PROBLEM DETAILS: For every line in the data below that contains "ylabel", copy the line.

EXERCISE INPUT:
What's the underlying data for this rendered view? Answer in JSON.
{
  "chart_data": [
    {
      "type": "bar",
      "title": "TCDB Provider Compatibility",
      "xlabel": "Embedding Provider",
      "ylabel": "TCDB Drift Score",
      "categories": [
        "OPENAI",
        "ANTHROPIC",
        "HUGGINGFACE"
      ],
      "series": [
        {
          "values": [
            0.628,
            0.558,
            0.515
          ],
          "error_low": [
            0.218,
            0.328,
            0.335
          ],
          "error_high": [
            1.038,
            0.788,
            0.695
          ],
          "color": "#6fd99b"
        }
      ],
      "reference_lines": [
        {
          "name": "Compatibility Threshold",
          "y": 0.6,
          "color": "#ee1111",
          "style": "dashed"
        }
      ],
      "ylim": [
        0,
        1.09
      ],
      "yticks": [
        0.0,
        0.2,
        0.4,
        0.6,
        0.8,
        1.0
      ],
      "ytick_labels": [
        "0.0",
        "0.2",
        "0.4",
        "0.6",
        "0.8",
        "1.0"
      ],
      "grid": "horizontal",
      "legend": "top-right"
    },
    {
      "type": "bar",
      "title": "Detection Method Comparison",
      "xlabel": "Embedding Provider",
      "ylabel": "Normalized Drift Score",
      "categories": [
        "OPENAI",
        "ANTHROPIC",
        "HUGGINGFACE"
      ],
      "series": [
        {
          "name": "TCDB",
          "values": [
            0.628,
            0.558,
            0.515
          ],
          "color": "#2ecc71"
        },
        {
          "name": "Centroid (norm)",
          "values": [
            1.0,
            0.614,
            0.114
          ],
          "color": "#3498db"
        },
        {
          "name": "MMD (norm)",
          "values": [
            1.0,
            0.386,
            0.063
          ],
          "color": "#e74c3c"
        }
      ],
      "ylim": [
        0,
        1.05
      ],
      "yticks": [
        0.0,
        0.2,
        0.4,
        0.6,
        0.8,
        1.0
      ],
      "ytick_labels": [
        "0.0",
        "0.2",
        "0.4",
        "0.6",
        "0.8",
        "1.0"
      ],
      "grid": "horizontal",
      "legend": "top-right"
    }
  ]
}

RESULT:
      "ylabel": "TCDB Drift Score",
      "ylabel": "Normalized Drift Score",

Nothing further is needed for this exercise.